Supplied material =>
* Start *

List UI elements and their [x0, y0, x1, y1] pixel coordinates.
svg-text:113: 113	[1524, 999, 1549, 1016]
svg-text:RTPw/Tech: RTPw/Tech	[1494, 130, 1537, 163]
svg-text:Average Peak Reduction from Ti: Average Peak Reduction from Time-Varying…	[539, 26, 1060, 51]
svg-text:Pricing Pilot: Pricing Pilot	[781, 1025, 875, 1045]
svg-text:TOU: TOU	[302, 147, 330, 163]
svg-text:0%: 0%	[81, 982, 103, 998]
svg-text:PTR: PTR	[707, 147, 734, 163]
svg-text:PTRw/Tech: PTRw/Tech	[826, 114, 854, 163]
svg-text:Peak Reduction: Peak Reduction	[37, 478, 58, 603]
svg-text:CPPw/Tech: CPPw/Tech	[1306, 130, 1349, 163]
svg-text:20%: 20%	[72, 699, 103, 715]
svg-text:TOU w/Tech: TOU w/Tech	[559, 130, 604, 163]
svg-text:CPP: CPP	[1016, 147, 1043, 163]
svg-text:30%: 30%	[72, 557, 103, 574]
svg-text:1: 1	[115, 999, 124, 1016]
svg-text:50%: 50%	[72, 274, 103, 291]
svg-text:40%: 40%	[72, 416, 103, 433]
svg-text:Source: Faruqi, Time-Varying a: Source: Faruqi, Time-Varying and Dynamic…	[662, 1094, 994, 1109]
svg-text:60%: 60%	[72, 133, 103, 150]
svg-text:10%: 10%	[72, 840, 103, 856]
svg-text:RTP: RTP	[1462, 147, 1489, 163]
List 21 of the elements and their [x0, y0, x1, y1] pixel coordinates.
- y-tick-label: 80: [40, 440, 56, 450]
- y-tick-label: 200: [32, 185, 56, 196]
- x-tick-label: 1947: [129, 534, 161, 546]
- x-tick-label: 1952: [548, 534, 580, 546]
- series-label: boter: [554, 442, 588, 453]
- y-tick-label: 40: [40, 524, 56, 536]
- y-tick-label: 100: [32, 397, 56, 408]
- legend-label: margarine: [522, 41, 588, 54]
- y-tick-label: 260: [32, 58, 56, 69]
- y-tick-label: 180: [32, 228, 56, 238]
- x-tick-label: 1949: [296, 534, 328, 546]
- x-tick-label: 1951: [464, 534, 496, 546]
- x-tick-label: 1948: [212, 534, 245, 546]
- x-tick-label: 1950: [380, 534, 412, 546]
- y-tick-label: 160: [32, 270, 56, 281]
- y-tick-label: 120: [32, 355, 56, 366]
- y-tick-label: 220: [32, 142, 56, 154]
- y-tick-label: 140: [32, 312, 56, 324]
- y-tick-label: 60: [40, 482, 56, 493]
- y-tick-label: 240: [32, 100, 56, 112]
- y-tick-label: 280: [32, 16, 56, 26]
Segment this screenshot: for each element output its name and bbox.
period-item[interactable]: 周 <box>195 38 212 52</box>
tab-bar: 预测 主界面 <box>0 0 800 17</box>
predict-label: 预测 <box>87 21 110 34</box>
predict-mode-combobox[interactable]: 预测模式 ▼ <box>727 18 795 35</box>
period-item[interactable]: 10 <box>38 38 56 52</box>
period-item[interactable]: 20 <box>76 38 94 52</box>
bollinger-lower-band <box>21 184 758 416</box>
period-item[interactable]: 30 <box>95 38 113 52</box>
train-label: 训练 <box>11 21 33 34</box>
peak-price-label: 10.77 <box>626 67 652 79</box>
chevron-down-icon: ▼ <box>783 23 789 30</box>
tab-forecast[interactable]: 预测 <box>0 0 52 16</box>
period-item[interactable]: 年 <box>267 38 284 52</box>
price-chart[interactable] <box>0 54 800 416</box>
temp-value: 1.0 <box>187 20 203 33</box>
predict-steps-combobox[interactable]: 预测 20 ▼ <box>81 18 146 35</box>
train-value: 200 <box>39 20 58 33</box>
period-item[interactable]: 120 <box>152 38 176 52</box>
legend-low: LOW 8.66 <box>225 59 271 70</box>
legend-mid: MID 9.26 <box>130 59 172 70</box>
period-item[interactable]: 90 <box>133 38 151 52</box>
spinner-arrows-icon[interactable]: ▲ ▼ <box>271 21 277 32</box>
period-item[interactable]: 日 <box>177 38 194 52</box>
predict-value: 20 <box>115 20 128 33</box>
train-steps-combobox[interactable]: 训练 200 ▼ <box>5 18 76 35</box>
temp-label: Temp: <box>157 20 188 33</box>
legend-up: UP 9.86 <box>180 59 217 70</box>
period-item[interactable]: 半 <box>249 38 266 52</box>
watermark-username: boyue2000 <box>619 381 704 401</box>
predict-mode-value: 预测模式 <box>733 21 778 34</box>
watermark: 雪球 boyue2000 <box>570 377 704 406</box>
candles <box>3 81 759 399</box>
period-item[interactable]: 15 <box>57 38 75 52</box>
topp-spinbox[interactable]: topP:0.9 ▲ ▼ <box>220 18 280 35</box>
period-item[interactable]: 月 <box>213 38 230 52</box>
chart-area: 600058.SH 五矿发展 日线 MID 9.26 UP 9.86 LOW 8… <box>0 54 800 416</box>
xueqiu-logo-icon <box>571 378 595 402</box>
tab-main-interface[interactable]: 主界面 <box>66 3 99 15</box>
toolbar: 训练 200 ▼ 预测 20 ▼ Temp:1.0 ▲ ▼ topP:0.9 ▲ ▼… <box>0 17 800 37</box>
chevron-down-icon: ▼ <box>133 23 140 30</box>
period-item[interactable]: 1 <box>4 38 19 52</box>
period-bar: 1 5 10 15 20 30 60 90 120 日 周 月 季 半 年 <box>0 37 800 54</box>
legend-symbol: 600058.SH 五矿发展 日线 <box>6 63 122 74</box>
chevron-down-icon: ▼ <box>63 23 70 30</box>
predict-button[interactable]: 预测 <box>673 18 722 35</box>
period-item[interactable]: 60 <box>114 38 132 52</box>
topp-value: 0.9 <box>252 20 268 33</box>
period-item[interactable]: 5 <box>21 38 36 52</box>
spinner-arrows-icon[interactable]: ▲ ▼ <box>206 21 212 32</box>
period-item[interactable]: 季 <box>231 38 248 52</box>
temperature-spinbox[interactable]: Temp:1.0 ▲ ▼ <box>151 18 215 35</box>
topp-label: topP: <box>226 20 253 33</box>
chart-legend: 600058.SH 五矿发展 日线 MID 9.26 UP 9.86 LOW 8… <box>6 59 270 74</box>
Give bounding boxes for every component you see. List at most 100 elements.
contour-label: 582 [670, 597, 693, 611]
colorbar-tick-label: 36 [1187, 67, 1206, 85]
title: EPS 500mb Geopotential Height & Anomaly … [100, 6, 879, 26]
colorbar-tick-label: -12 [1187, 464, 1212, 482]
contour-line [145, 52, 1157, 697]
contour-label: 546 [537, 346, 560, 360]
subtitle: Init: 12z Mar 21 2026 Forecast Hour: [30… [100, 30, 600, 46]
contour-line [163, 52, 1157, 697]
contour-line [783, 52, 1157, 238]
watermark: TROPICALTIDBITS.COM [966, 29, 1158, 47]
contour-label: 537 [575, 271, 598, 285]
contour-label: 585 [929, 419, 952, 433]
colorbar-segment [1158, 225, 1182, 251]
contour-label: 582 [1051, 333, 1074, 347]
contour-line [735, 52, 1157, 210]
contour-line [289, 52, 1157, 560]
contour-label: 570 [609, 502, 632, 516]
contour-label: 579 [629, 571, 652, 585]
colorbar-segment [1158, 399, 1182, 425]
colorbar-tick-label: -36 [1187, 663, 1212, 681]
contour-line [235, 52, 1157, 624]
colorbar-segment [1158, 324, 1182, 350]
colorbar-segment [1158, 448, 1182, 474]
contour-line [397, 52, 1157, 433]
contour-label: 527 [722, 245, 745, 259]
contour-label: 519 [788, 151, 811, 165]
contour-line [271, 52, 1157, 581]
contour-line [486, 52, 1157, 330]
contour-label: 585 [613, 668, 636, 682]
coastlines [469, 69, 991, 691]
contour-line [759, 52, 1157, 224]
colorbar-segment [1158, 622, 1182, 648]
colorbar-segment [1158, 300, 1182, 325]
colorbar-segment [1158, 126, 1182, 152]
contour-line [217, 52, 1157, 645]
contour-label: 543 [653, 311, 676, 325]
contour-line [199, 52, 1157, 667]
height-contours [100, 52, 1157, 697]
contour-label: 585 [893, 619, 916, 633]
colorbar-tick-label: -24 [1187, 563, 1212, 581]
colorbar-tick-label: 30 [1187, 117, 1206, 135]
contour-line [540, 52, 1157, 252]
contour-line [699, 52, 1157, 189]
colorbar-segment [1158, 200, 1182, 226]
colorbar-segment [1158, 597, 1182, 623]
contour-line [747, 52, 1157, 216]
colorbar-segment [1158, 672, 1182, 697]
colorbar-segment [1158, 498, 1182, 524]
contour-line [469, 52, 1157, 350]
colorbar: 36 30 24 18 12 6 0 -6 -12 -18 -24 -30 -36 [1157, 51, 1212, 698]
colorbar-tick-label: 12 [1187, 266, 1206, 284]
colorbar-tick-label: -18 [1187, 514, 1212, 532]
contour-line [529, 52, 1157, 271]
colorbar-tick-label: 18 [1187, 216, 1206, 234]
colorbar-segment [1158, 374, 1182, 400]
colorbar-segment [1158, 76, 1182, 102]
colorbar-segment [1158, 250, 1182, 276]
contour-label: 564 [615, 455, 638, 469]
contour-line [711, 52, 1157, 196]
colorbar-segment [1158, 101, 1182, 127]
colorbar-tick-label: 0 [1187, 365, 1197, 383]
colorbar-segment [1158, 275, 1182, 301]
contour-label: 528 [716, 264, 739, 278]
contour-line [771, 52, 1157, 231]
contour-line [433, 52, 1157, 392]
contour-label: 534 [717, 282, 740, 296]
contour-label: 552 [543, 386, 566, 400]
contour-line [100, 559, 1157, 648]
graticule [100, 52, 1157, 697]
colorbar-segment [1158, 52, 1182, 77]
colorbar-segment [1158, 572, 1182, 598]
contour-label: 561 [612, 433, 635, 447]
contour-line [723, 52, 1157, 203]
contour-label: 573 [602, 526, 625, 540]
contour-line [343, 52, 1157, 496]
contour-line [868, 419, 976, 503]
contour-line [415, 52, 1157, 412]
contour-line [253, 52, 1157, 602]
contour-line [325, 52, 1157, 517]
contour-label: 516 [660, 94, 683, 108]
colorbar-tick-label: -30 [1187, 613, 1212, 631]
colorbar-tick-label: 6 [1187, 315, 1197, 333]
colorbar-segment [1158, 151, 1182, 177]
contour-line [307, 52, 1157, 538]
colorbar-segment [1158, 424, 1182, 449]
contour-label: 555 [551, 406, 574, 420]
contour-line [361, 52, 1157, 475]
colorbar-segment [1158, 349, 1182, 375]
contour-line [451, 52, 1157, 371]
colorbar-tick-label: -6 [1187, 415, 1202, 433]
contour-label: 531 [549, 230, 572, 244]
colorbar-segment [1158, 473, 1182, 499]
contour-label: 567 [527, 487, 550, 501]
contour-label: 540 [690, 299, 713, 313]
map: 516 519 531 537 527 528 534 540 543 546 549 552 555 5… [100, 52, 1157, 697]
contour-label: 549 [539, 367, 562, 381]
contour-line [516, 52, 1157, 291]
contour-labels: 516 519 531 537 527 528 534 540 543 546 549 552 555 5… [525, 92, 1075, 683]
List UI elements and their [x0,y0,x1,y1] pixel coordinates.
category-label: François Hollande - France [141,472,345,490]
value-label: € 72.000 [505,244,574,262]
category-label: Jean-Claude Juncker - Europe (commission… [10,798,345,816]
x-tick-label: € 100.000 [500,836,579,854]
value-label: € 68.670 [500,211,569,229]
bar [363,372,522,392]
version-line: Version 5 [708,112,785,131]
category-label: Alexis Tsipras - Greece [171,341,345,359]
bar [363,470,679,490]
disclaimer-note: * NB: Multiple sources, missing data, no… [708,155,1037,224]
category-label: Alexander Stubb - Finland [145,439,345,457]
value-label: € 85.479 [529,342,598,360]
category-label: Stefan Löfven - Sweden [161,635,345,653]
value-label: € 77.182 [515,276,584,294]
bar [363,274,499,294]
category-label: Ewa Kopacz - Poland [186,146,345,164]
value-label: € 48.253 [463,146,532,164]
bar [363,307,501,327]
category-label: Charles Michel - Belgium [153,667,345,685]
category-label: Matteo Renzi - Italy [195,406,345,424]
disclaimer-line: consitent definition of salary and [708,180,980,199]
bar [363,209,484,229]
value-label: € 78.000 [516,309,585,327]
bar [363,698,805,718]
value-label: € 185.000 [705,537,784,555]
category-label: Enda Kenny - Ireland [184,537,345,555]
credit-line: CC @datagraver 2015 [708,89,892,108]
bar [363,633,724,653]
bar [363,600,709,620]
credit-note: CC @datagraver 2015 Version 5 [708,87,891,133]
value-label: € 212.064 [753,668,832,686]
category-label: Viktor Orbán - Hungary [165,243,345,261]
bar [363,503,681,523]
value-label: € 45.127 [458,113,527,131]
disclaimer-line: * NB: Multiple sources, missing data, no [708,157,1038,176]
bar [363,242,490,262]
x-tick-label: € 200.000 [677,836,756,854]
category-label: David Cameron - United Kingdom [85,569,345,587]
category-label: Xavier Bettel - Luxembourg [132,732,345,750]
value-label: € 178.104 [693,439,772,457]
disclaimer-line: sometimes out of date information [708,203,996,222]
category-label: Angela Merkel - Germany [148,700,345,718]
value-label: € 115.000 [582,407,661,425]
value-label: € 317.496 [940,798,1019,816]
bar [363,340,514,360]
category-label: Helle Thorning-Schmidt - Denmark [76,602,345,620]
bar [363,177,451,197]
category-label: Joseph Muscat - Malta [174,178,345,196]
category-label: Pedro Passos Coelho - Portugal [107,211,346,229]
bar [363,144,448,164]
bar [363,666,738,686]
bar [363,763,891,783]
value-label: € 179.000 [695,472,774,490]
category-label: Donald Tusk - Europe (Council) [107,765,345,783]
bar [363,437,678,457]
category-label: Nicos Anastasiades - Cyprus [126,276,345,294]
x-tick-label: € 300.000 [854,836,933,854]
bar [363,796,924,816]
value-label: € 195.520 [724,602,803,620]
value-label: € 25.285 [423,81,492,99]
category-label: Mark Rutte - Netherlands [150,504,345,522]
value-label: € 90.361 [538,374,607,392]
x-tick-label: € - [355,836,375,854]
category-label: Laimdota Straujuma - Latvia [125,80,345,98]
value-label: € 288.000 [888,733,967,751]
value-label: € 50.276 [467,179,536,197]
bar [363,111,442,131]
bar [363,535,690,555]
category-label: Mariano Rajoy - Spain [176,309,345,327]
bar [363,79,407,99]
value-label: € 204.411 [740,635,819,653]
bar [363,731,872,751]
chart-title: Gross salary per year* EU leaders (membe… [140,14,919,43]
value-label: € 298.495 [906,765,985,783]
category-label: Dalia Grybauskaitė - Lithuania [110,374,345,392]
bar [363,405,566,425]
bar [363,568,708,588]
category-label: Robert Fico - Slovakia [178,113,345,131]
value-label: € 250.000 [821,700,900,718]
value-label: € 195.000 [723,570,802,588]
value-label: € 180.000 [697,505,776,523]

* End *

Reproduce the lines verbatim, starting at the first line of the records and ending at the line that contains "147, 330, 163]", both included.

List UI elements and their [x0, y0, x1, y1] pixel coordinates.
svg-text:113: 113	[1524, 999, 1549, 1016]
svg-text:RTPw/Tech: RTPw/Tech	[1494, 130, 1537, 163]
svg-text:Average Peak Reduction from Ti: Average Peak Reduction from Time-Varying…	[539, 26, 1060, 51]
svg-text:Pricing Pilot: Pricing Pilot	[781, 1025, 875, 1045]
svg-text:TOU: TOU	[302, 147, 330, 163]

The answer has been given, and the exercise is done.